## ENTRIES SHOWN:
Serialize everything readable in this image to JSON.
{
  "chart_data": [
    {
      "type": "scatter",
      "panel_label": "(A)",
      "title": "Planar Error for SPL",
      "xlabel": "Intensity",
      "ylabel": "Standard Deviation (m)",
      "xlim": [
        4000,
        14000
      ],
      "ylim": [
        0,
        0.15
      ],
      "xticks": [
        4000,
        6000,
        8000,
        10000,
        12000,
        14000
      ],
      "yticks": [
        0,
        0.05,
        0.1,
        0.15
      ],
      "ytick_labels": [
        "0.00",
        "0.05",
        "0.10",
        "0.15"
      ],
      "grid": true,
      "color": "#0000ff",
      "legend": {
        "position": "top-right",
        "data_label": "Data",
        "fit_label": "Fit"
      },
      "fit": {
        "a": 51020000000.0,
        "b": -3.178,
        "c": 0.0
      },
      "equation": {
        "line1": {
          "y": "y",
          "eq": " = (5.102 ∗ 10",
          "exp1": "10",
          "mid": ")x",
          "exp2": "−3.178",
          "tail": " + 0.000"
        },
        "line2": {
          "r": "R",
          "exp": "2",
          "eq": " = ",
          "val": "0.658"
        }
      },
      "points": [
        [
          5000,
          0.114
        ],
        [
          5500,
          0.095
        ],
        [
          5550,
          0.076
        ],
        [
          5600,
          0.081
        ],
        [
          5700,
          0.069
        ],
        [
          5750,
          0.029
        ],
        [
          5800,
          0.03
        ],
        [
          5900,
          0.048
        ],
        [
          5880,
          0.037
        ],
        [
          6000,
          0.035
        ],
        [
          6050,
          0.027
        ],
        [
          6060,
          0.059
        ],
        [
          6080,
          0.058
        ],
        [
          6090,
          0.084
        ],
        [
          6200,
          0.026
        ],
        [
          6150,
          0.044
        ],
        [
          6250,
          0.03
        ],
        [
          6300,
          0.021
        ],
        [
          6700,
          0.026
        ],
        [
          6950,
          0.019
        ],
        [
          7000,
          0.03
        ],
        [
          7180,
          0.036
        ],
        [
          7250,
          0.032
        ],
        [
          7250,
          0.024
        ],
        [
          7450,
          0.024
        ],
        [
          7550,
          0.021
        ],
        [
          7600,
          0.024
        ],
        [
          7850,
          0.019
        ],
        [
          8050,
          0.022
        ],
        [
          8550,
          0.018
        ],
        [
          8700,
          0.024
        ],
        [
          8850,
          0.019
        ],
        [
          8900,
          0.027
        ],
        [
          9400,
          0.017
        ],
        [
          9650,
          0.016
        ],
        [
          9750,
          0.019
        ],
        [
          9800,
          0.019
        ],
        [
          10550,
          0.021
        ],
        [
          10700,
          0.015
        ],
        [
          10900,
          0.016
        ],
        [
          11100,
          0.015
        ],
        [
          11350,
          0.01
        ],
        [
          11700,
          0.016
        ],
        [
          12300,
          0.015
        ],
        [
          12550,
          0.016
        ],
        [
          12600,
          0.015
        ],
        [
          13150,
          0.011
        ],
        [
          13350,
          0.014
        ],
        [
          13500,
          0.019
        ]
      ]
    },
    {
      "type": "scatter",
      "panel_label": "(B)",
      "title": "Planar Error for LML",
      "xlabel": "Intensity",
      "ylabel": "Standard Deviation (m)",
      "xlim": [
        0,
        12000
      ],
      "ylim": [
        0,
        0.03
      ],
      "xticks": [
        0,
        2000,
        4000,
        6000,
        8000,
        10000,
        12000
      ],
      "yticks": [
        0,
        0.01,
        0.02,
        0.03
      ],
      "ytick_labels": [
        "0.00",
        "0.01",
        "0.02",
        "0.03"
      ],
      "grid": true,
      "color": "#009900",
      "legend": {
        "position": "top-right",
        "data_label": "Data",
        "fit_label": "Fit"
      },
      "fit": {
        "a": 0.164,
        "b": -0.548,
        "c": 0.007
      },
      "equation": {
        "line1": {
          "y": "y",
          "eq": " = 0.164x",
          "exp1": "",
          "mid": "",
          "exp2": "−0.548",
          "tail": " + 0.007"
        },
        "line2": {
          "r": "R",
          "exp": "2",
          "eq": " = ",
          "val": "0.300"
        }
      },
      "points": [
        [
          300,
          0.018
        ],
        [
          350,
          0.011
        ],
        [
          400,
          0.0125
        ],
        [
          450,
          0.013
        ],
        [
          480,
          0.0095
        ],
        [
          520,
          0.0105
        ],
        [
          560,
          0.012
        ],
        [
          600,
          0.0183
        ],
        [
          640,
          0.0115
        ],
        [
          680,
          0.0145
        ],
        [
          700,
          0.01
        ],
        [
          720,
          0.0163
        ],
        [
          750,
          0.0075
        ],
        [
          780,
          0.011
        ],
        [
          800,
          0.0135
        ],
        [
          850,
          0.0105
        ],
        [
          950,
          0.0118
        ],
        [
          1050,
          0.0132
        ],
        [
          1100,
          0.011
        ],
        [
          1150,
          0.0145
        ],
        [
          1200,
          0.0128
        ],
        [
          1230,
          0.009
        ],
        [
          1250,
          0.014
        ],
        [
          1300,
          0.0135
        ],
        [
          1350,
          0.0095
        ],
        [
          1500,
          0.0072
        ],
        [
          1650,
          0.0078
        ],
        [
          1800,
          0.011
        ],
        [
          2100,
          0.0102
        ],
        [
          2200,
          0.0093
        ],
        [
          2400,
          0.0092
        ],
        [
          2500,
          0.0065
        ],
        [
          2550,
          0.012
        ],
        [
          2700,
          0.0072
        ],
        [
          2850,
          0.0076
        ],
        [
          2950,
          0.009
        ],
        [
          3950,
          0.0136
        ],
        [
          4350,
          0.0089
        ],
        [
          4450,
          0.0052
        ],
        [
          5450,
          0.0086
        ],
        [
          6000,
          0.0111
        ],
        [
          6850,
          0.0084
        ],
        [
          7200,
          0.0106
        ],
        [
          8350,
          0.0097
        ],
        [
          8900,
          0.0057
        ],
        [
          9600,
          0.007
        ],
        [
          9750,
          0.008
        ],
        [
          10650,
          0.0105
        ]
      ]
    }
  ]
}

## WHAT YOU SHOULD DO:
Please output the entire listing exactly as it stands.

## FINAL RESULT:
Serialize everything readable in this image to JSON.
{
  "chart_data": [
    {
      "type": "scatter",
      "panel_label": "(A)",
      "title": "Planar Error for SPL",
      "xlabel": "Intensity",
      "ylabel": "Standard Deviation (m)",
      "xlim": [
        4000,
        14000
      ],
      "ylim": [
        0,
        0.15
      ],
      "xticks": [
        4000,
        6000,
        8000,
        10000,
        12000,
        14000
      ],
      "yticks": [
        0,
        0.05,
        0.1,
        0.15
      ],
      "ytick_labels": [
        "0.00",
        "0.05",
        "0.10",
        "0.15"
      ],
      "grid": true,
      "color": "#0000ff",
      "legend": {
        "position": "top-right",
        "data_label": "Data",
        "fit_label": "Fit"
      },
      "fit": {
        "a": 51020000000.0,
        "b": -3.178,
        "c": 0.0
      },
      "equation": {
        "line1": {
          "y": "y",
          "eq": " = (5.102 ∗ 10",
          "exp1": "10",
          "mid": ")x",
          "exp2": "−3.178",
          "tail": " + 0.000"
        },
        "line2": {
          "r": "R",
          "exp": "2",
          "eq": " = ",
          "val": "0.658"
        }
      },
      "points": [
        [
          5000,
          0.114
        ],
        [
          5500,
          0.095
        ],
        [
          5550,
          0.076
        ],
        [
          5600,
          0.081
        ],
        [
          5700,
          0.069
        ],
        [
          5750,
          0.029
        ],
        [
          5800,
          0.03
        ],
        [
          5900,
          0.048
        ],
        [
          5880,
          0.037
        ],
        [
          6000,
          0.035
        ],
        [
          6050,
          0.027
        ],
        [
          6060,
          0.059
        ],
        [
          6080,
          0.058
        ],
        [
          6090,
          0.084
        ],
        [
          6200,
          0.026
        ],
        [
          6150,
          0.044
        ],
        [
          6250,
          0.03
        ],
        [
          6300,
          0.021
        ],
        [
          6700,
          0.026
        ],
        [
          6950,
          0.019
        ],
        [
          7000,
          0.03
        ],
        [
          7180,
          0.036
        ],
        [
          7250,
          0.032
        ],
        [
          7250,
          0.024
        ],
        [
          7450,
          0.024
        ],
        [
          7550,
          0.021
        ],
        [
          7600,
          0.024
        ],
        [
          7850,
          0.019
        ],
        [
          8050,
          0.022
        ],
        [
          8550,
          0.018
        ],
        [
          8700,
          0.024
        ],
        [
          8850,
          0.019
        ],
        [
          8900,
          0.027
        ],
        [
          9400,
          0.017
        ],
        [
          9650,
          0.016
        ],
        [
          9750,
          0.019
        ],
        [
          9800,
          0.019
        ],
        [
          10550,
          0.021
        ],
        [
          10700,
          0.015
        ],
        [
          10900,
          0.016
        ],
        [
          11100,
          0.015
        ],
        [
          11350,
          0.01
        ],
        [
          11700,
          0.016
        ],
        [
          12300,
          0.015
        ],
        [
          12550,
          0.016
        ],
        [
          12600,
          0.015
        ],
        [
          13150,
          0.011
        ],
        [
          13350,
          0.014
        ],
        [
          13500,
          0.019
        ]
      ]
    },
    {
      "type": "scatter",
      "panel_label": "(B)",
      "title": "Planar Error for LML",
      "xlabel": "Intensity",
      "ylabel": "Standard Deviation (m)",
      "xlim": [
        0,
        12000
      ],
      "ylim": [
        0,
        0.03
      ],
      "xticks": [
        0,
        2000,
        4000,
        6000,
        8000,
        10000,
        12000
      ],
      "yticks": [
        0,
        0.01,
        0.02,
        0.03
      ],
      "ytick_labels": [
        "0.00",
        "0.01",
        "0.02",
        "0.03"
      ],
      "grid": true,
      "color": "#009900",
      "legend": {
        "position": "top-right",
        "data_label": "Data",
        "fit_label": "Fit"
      },
      "fit": {
        "a": 0.164,
        "b": -0.548,
        "c": 0.007
      },
      "equation": {
        "line1": {
          "y": "y",
          "eq": " = 0.164x",
          "exp1": "",
          "mid": "",
          "exp2": "−0.548",
          "tail": " + 0.007"
        },
        "line2": {
          "r": "R",
          "exp": "2",
          "eq": " = ",
          "val": "0.300"
        }
      },
      "points": [
        [
          300,
          0.018
        ],
        [
          350,
          0.011
        ],
        [
          400,
          0.0125
        ],
        [
          450,
          0.013
        ],
        [
          480,
          0.0095
        ],
        [
          520,
          0.0105
        ],
        [
          560,
          0.012
        ],
        [
          600,
          0.0183
        ],
        [
          640,
          0.0115
        ],
        [
          680,
          0.0145
        ],
        [
          700,
          0.01
        ],
        [
          720,
          0.0163
        ],
        [
          750,
          0.0075
        ],
        [
          780,
          0.011
        ],
        [
          800,
          0.0135
        ],
        [
          850,
          0.0105
        ],
        [
          950,
          0.0118
        ],
        [
          1050,
          0.0132
        ],
        [
          1100,
          0.011
        ],
        [
          1150,
          0.0145
        ],
        [
          1200,
          0.0128
        ],
        [
          1230,
          0.009
        ],
        [
          1250,
          0.014
        ],
        [
          1300,
          0.0135
        ],
        [
          1350,
          0.0095
        ],
        [
          1500,
          0.0072
        ],
        [
          1650,
          0.0078
        ],
        [
          1800,
          0.011
        ],
        [
          2100,
          0.0102
        ],
        [
          2200,
          0.0093
        ],
        [
          2400,
          0.0092
        ],
        [
          2500,
          0.0065
        ],
        [
          2550,
          0.012
        ],
        [
          2700,
          0.0072
        ],
        [
          2850,
          0.0076
        ],
        [
          2950,
          0.009
        ],
        [
          3950,
          0.0136
        ],
        [
          4350,
          0.0089
        ],
        [
          4450,
          0.0052
        ],
        [
          5450,
          0.0086
        ],
        [
          6000,
          0.0111
        ],
        [
          6850,
          0.0084
        ],
        [
          7200,
          0.0106
        ],
        [
          8350,
          0.0097
        ],
        [
          8900,
          0.0057
        ],
        [
          9600,
          0.007
        ],
        [
          9750,
          0.008
        ],
        [
          10650,
          0.0105
        ]
      ]
    }
  ]
}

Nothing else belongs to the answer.